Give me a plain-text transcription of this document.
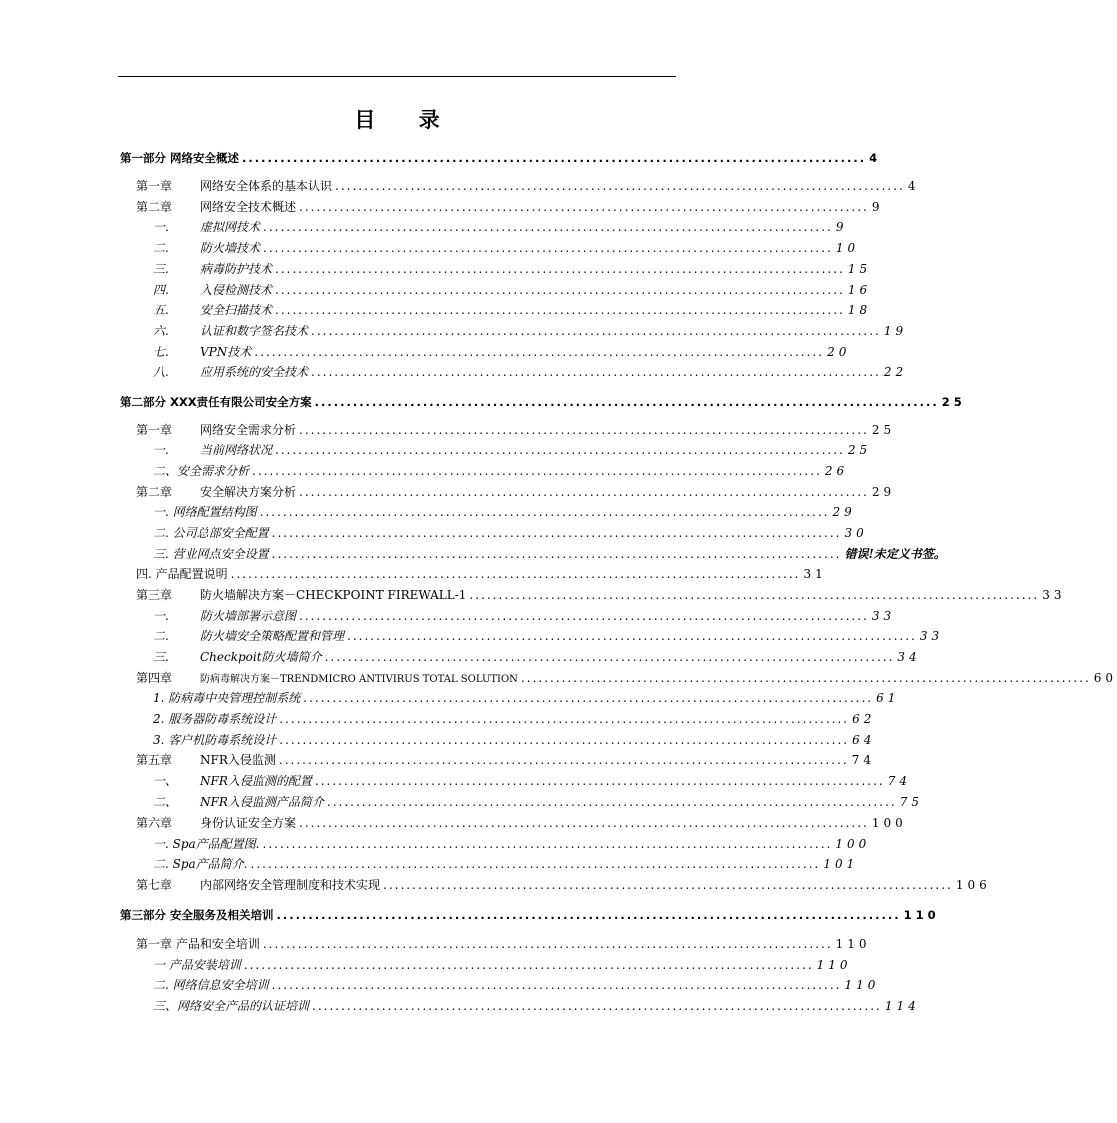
目 录
第一部分 网络安全概述 .................................................................................................. 4
第一章 网络安全体系的基本认识 .................................................................................................. 4
第二章 网络安全技术概述 .................................................................................................. 9
一.	虚拟网技术 .................................................................................................. 9
二.	防火墙技术 .................................................................................................. 10
三.	病毒防护技术 .................................................................................................. 15
四.	入侵检测技术 .................................................................................................. 16
五.	安全扫描技术 .................................................................................................. 18
六.	认证和数字签名技术 .................................................................................................. 19
七.	VPN技术 .................................................................................................. 20
八.	应用系统的安全技术 .................................................................................................. 22
第二部分 XXX责任有限公司安全方案 .................................................................................................. 25
第一章 网络安全需求分析 .................................................................................................. 25
一.	当前网络状况 .................................................................................................. 25
二、安全需求分析 .................................................................................................. 26
第二章 安全解决方案分析 .................................................................................................. 29
一. 网络配置结构图 .................................................................................................. 29
二. 公司总部安全配置 .................................................................................................. 30
三. 营业网点安全设置 .................................................................................................. 错误!未定义书签。
四. 产品配置说明 .................................................................................................. 31
第三章 防火墙解决方案－CHECKPOINT FIREWALL-1 .................................................................................................. 33
一.	防火墙部署示意图 .................................................................................................. 33
二.	防火墙安全策略配置和管理 .................................................................................................. 33
三.	Checkpoit防火墙简介 .................................................................................................. 34
第四章	防病毒解决方案－TRENDMICRO ANTIVIRUS TOTAL SOLUTION .................................................................................................. 60
1. 防病毒中央管理控制系统 .................................................................................................. 61
2. 服务器防毒系统设计 .................................................................................................. 62
3. 客户机防毒系统设计 .................................................................................................. 64
第五章 NFR入侵监测 .................................................................................................. 74
一、 NFR入侵监测的配置 .................................................................................................. 74
二、 NFR入侵监测产品简介 .................................................................................................. 75
第六章 身份认证安全方案 .................................................................................................. 100
一. Spa产品配置图. .................................................................................................. 100
二. Spa产品简介. .................................................................................................. 101
第七章 内部网络安全管理制度和技术实现 .................................................................................................. 106
第三部分 安全服务及相关培训 .................................................................................................. 110
第一章 产品和安全培训 .................................................................................................. 110
一 产品安装培训 .................................................................................................. 110
二. 网络信息安全培训 .................................................................................................. 110
三、网络安全产品的认证培训 .................................................................................................. 114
----
Your instructions:
Pictures are to be omitted; set down the rest of the entries exactly as given.

Exercise output:
Give me a plain-text transcription of this document.
目 录
第一部分 网络安全概述 .................................................................................................. 4
第一章 网络安全体系的基本认识 .................................................................................................. 4
第二章 网络安全技术概述 .................................................................................................. 9
一.	虚拟网技术 .................................................................................................. 9
二.	防火墙技术 .................................................................................................. 10
三.	病毒防护技术 .................................................................................................. 15
四.	入侵检测技术 .................................................................................................. 16
五.	安全扫描技术 .................................................................................................. 18
六.	认证和数字签名技术 .................................................................................................. 19
七.	VPN技术 .................................................................................................. 20
八.	应用系统的安全技术 .................................................................................................. 22
第二部分 XXX责任有限公司安全方案 .................................................................................................. 25
第一章 网络安全需求分析 .................................................................................................. 25
一.	当前网络状况 .................................................................................................. 25
二、安全需求分析 .................................................................................................. 26
第二章 安全解决方案分析 .................................................................................................. 29
一. 网络配置结构图 .................................................................................................. 29
二. 公司总部安全配置 .................................................................................................. 30
三. 营业网点安全设置 .................................................................................................. 错误!未定义书签。
四. 产品配置说明 .................................................................................................. 31
第三章 防火墙解决方案－CHECKPOINT FIREWALL-1 .................................................................................................. 33
一.	防火墙部署示意图 .................................................................................................. 33
二.	防火墙安全策略配置和管理 .................................................................................................. 33
三.	Checkpoit防火墙简介 .................................................................................................. 34
第四章	防病毒解决方案－TRENDMICRO ANTIVIRUS TOTAL SOLUTION .................................................................................................. 60
1. 防病毒中央管理控制系统 .................................................................................................. 61
2. 服务器防毒系统设计 .................................................................................................. 62
3. 客户机防毒系统设计 .................................................................................................. 64
第五章 NFR入侵监测 .................................................................................................. 74
一、 NFR入侵监测的配置 .................................................................................................. 74
二、 NFR入侵监测产品简介 .................................................................................................. 75
第六章 身份认证安全方案 .................................................................................................. 100
一. Spa产品配置图. .................................................................................................. 100
二. Spa产品简介. .................................................................................................. 101
第七章 内部网络安全管理制度和技术实现 .................................................................................................. 106
第三部分 安全服务及相关培训 .................................................................................................. 110
第一章 产品和安全培训 .................................................................................................. 110
一 产品安装培训 .................................................................................................. 110
二. 网络信息安全培训 .................................................................................................. 110
三、网络安全产品的认证培训 .................................................................................................. 114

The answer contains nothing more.